WRITTEN INSTRUCTION =
Each entry that follows is to be retyped exactly. Pictures do not belong in the copy.

(Dataset excerpts)
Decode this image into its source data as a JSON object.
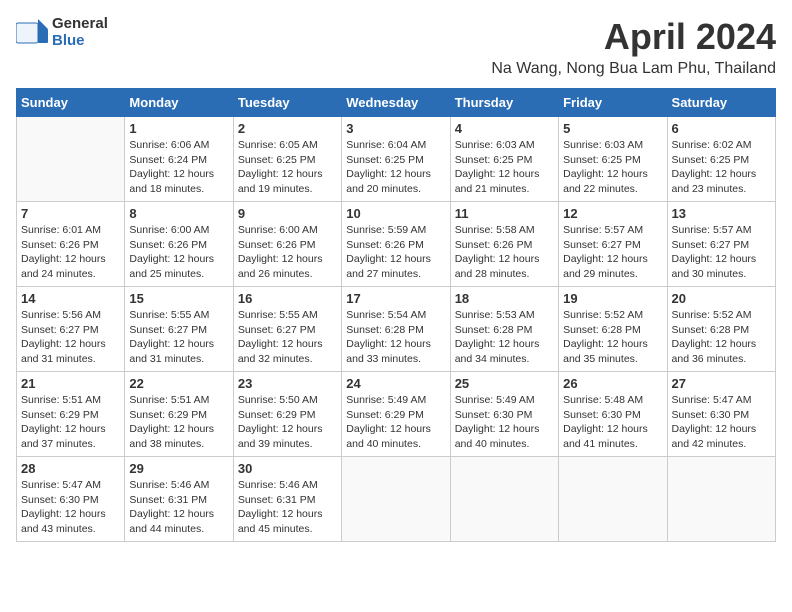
{
  "header": {
    "logo_line1": "General",
    "logo_line2": "Blue",
    "month": "April 2024",
    "location": "Na Wang, Nong Bua Lam Phu, Thailand"
  },
  "weekdays": [
    "Sunday",
    "Monday",
    "Tuesday",
    "Wednesday",
    "Thursday",
    "Friday",
    "Saturday"
  ],
  "weeks": [
    [
      {
        "day": "",
        "info": ""
      },
      {
        "day": "1",
        "info": "Sunrise: 6:06 AM\nSunset: 6:24 PM\nDaylight: 12 hours\nand 18 minutes."
      },
      {
        "day": "2",
        "info": "Sunrise: 6:05 AM\nSunset: 6:25 PM\nDaylight: 12 hours\nand 19 minutes."
      },
      {
        "day": "3",
        "info": "Sunrise: 6:04 AM\nSunset: 6:25 PM\nDaylight: 12 hours\nand 20 minutes."
      },
      {
        "day": "4",
        "info": "Sunrise: 6:03 AM\nSunset: 6:25 PM\nDaylight: 12 hours\nand 21 minutes."
      },
      {
        "day": "5",
        "info": "Sunrise: 6:03 AM\nSunset: 6:25 PM\nDaylight: 12 hours\nand 22 minutes."
      },
      {
        "day": "6",
        "info": "Sunrise: 6:02 AM\nSunset: 6:25 PM\nDaylight: 12 hours\nand 23 minutes."
      }
    ],
    [
      {
        "day": "7",
        "info": "Sunrise: 6:01 AM\nSunset: 6:26 PM\nDaylight: 12 hours\nand 24 minutes."
      },
      {
        "day": "8",
        "info": "Sunrise: 6:00 AM\nSunset: 6:26 PM\nDaylight: 12 hours\nand 25 minutes."
      },
      {
        "day": "9",
        "info": "Sunrise: 6:00 AM\nSunset: 6:26 PM\nDaylight: 12 hours\nand 26 minutes."
      },
      {
        "day": "10",
        "info": "Sunrise: 5:59 AM\nSunset: 6:26 PM\nDaylight: 12 hours\nand 27 minutes."
      },
      {
        "day": "11",
        "info": "Sunrise: 5:58 AM\nSunset: 6:26 PM\nDaylight: 12 hours\nand 28 minutes."
      },
      {
        "day": "12",
        "info": "Sunrise: 5:57 AM\nSunset: 6:27 PM\nDaylight: 12 hours\nand 29 minutes."
      },
      {
        "day": "13",
        "info": "Sunrise: 5:57 AM\nSunset: 6:27 PM\nDaylight: 12 hours\nand 30 minutes."
      }
    ],
    [
      {
        "day": "14",
        "info": "Sunrise: 5:56 AM\nSunset: 6:27 PM\nDaylight: 12 hours\nand 31 minutes."
      },
      {
        "day": "15",
        "info": "Sunrise: 5:55 AM\nSunset: 6:27 PM\nDaylight: 12 hours\nand 31 minutes."
      },
      {
        "day": "16",
        "info": "Sunrise: 5:55 AM\nSunset: 6:27 PM\nDaylight: 12 hours\nand 32 minutes."
      },
      {
        "day": "17",
        "info": "Sunrise: 5:54 AM\nSunset: 6:28 PM\nDaylight: 12 hours\nand 33 minutes."
      },
      {
        "day": "18",
        "info": "Sunrise: 5:53 AM\nSunset: 6:28 PM\nDaylight: 12 hours\nand 34 minutes."
      },
      {
        "day": "19",
        "info": "Sunrise: 5:52 AM\nSunset: 6:28 PM\nDaylight: 12 hours\nand 35 minutes."
      },
      {
        "day": "20",
        "info": "Sunrise: 5:52 AM\nSunset: 6:28 PM\nDaylight: 12 hours\nand 36 minutes."
      }
    ],
    [
      {
        "day": "21",
        "info": "Sunrise: 5:51 AM\nSunset: 6:29 PM\nDaylight: 12 hours\nand 37 minutes."
      },
      {
        "day": "22",
        "info": "Sunrise: 5:51 AM\nSunset: 6:29 PM\nDaylight: 12 hours\nand 38 minutes."
      },
      {
        "day": "23",
        "info": "Sunrise: 5:50 AM\nSunset: 6:29 PM\nDaylight: 12 hours\nand 39 minutes."
      },
      {
        "day": "24",
        "info": "Sunrise: 5:49 AM\nSunset: 6:29 PM\nDaylight: 12 hours\nand 40 minutes."
      },
      {
        "day": "25",
        "info": "Sunrise: 5:49 AM\nSunset: 6:30 PM\nDaylight: 12 hours\nand 40 minutes."
      },
      {
        "day": "26",
        "info": "Sunrise: 5:48 AM\nSunset: 6:30 PM\nDaylight: 12 hours\nand 41 minutes."
      },
      {
        "day": "27",
        "info": "Sunrise: 5:47 AM\nSunset: 6:30 PM\nDaylight: 12 hours\nand 42 minutes."
      }
    ],
    [
      {
        "day": "28",
        "info": "Sunrise: 5:47 AM\nSunset: 6:30 PM\nDaylight: 12 hours\nand 43 minutes."
      },
      {
        "day": "29",
        "info": "Sunrise: 5:46 AM\nSunset: 6:31 PM\nDaylight: 12 hours\nand 44 minutes."
      },
      {
        "day": "30",
        "info": "Sunrise: 5:46 AM\nSunset: 6:31 PM\nDaylight: 12 hours\nand 45 minutes."
      },
      {
        "day": "",
        "info": ""
      },
      {
        "day": "",
        "info": ""
      },
      {
        "day": "",
        "info": ""
      },
      {
        "day": "",
        "info": ""
      }
    ]
  ]
}
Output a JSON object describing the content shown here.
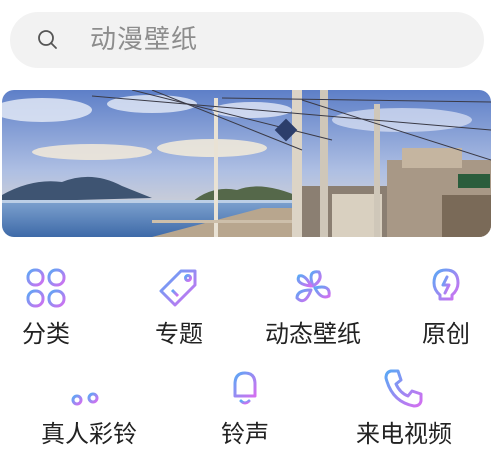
{
  "search": {
    "placeholder": "动漫壁纸",
    "icon": "search-icon"
  },
  "banner": {
    "description_icon": "banner-image"
  },
  "categories_row1": [
    {
      "label": "分类",
      "icon": "category-grid-icon"
    },
    {
      "label": "专题",
      "icon": "tag-icon"
    },
    {
      "label": "动态壁纸",
      "icon": "pinwheel-icon"
    },
    {
      "label": "原创",
      "icon": "lightbulb-icon"
    }
  ],
  "categories_row2": [
    {
      "label": "真人彩铃",
      "icon": "music-note-icon"
    },
    {
      "label": "铃声",
      "icon": "bell-icon"
    },
    {
      "label": "来电视频",
      "icon": "phone-icon"
    }
  ],
  "colors": {
    "accent_start": "#5aa8f5",
    "accent_end": "#d46ef0",
    "search_bg": "#f2f2f2",
    "placeholder": "#8d8d8d"
  }
}
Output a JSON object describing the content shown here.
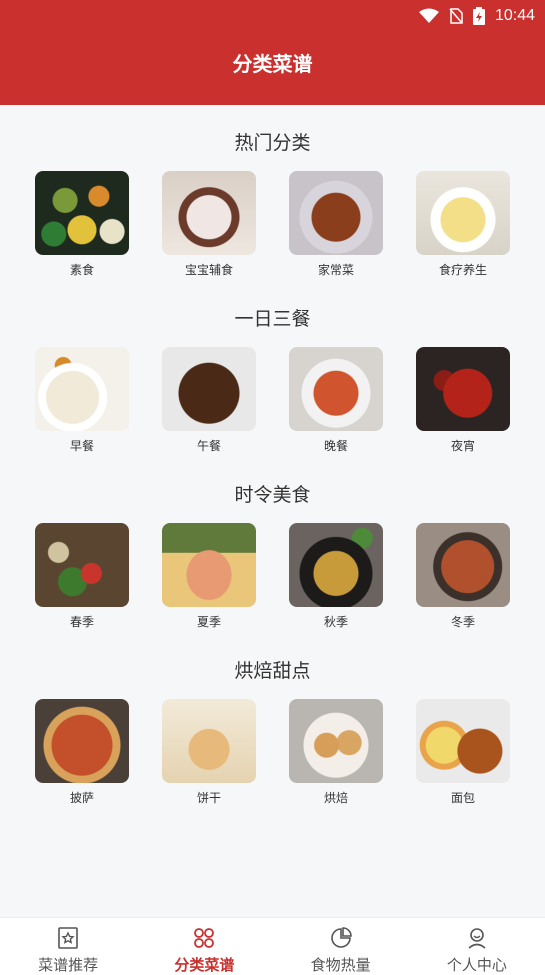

THE OUTPUT =
Decode this image into its source data as a JSON object.
{
  "header": {
    "logo_line1": "General",
    "logo_line2": "Blue",
    "month": "April 2024",
    "location": "Na Wang, Nong Bua Lam Phu, Thailand"
  },
  "weekdays": [
    "Sunday",
    "Monday",
    "Tuesday",
    "Wednesday",
    "Thursday",
    "Friday",
    "Saturday"
  ],
  "weeks": [
    [
      {
        "day": "",
        "info": ""
      },
      {
        "day": "1",
        "info": "Sunrise: 6:06 AM\nSunset: 6:24 PM\nDaylight: 12 hours\nand 18 minutes."
      },
      {
        "day": "2",
        "info": "Sunrise: 6:05 AM\nSunset: 6:25 PM\nDaylight: 12 hours\nand 19 minutes."
      },
      {
        "day": "3",
        "info": "Sunrise: 6:04 AM\nSunset: 6:25 PM\nDaylight: 12 hours\nand 20 minutes."
      },
      {
        "day": "4",
        "info": "Sunrise: 6:03 AM\nSunset: 6:25 PM\nDaylight: 12 hours\nand 21 minutes."
      },
      {
        "day": "5",
        "info": "Sunrise: 6:03 AM\nSunset: 6:25 PM\nDaylight: 12 hours\nand 22 minutes."
      },
      {
        "day": "6",
        "info": "Sunrise: 6:02 AM\nSunset: 6:25 PM\nDaylight: 12 hours\nand 23 minutes."
      }
    ],
    [
      {
        "day": "7",
        "info": "Sunrise: 6:01 AM\nSunset: 6:26 PM\nDaylight: 12 hours\nand 24 minutes."
      },
      {
        "day": "8",
        "info": "Sunrise: 6:00 AM\nSunset: 6:26 PM\nDaylight: 12 hours\nand 25 minutes."
      },
      {
        "day": "9",
        "info": "Sunrise: 6:00 AM\nSunset: 6:26 PM\nDaylight: 12 hours\nand 26 minutes."
      },
      {
        "day": "10",
        "info": "Sunrise: 5:59 AM\nSunset: 6:26 PM\nDaylight: 12 hours\nand 27 minutes."
      },
      {
        "day": "11",
        "info": "Sunrise: 5:58 AM\nSunset: 6:26 PM\nDaylight: 12 hours\nand 28 minutes."
      },
      {
        "day": "12",
        "info": "Sunrise: 5:57 AM\nSunset: 6:27 PM\nDaylight: 12 hours\nand 29 minutes."
      },
      {
        "day": "13",
        "info": "Sunrise: 5:57 AM\nSunset: 6:27 PM\nDaylight: 12 hours\nand 30 minutes."
      }
    ],
    [
      {
        "day": "14",
        "info": "Sunrise: 5:56 AM\nSunset: 6:27 PM\nDaylight: 12 hours\nand 31 minutes."
      },
      {
        "day": "15",
        "info": "Sunrise: 5:55 AM\nSunset: 6:27 PM\nDaylight: 12 hours\nand 31 minutes."
      },
      {
        "day": "16",
        "info": "Sunrise: 5:55 AM\nSunset: 6:27 PM\nDaylight: 12 hours\nand 32 minutes."
      },
      {
        "day": "17",
        "info": "Sunrise: 5:54 AM\nSunset: 6:28 PM\nDaylight: 12 hours\nand 33 minutes."
      },
      {
        "day": "18",
        "info": "Sunrise: 5:53 AM\nSunset: 6:28 PM\nDaylight: 12 hours\nand 34 minutes."
      },
      {
        "day": "19",
        "info": "Sunrise: 5:52 AM\nSunset: 6:28 PM\nDaylight: 12 hours\nand 35 minutes."
      },
      {
        "day": "20",
        "info": "Sunrise: 5:52 AM\nSunset: 6:28 PM\nDaylight: 12 hours\nand 36 minutes."
      }
    ],
    [
      {
        "day": "21",
        "info": "Sunrise: 5:51 AM\nSunset: 6:29 PM\nDaylight: 12 hours\nand 37 minutes."
      },
      {
        "day": "22",
        "info": "Sunrise: 5:51 AM\nSunset: 6:29 PM\nDaylight: 12 hours\nand 38 minutes."
      },
      {
        "day": "23",
        "info": "Sunrise: 5:50 AM\nSunset: 6:29 PM\nDaylight: 12 hours\nand 39 minutes."
      },
      {
        "day": "24",
        "info": "Sunrise: 5:49 AM\nSunset: 6:29 PM\nDaylight: 12 hours\nand 40 minutes."
      },
      {
        "day": "25",
        "info": "Sunrise: 5:49 AM\nSunset: 6:30 PM\nDaylight: 12 hours\nand 40 minutes."
      },
      {
        "day": "26",
        "info": "Sunrise: 5:48 AM\nSunset: 6:30 PM\nDaylight: 12 hours\nand 41 minutes."
      },
      {
        "day": "27",
        "info": "Sunrise: 5:47 AM\nSunset: 6:30 PM\nDaylight: 12 hours\nand 42 minutes."
      }
    ],
    [
      {
        "day": "28",
        "info": "Sunrise: 5:47 AM\nSunset: 6:30 PM\nDaylight: 12 hours\nand 43 minutes."
      },
      {
        "day": "29",
        "info": "Sunrise: 5:46 AM\nSunset: 6:31 PM\nDaylight: 12 hours\nand 44 minutes."
      },
      {
        "day": "30",
        "info": "Sunrise: 5:46 AM\nSunset: 6:31 PM\nDaylight: 12 hours\nand 45 minutes."
      },
      {
        "day": "",
        "info": ""
      },
      {
        "day": "",
        "info": ""
      },
      {
        "day": "",
        "info": ""
      },
      {
        "day": "",
        "info": ""
      }
    ]
  ]
}
Output a JSON object describing the content shown here.
{
  "search": {
    "placeholder": "动漫壁纸",
    "icon": "search-icon"
  },
  "banner": {
    "description_icon": "banner-image"
  },
  "categories_row1": [
    {
      "label": "分类",
      "icon": "category-grid-icon"
    },
    {
      "label": "专题",
      "icon": "tag-icon"
    },
    {
      "label": "动态壁纸",
      "icon": "pinwheel-icon"
    },
    {
      "label": "原创",
      "icon": "lightbulb-icon"
    }
  ],
  "categories_row2": [
    {
      "label": "真人彩铃",
      "icon": "music-note-icon"
    },
    {
      "label": "铃声",
      "icon": "bell-icon"
    },
    {
      "label": "来电视频",
      "icon": "phone-icon"
    }
  ],
  "colors": {
    "accent_start": "#5aa8f5",
    "accent_end": "#d46ef0",
    "search_bg": "#f2f2f2",
    "placeholder": "#8d8d8d"
  }
}
Output a JSON object describing the content shown here.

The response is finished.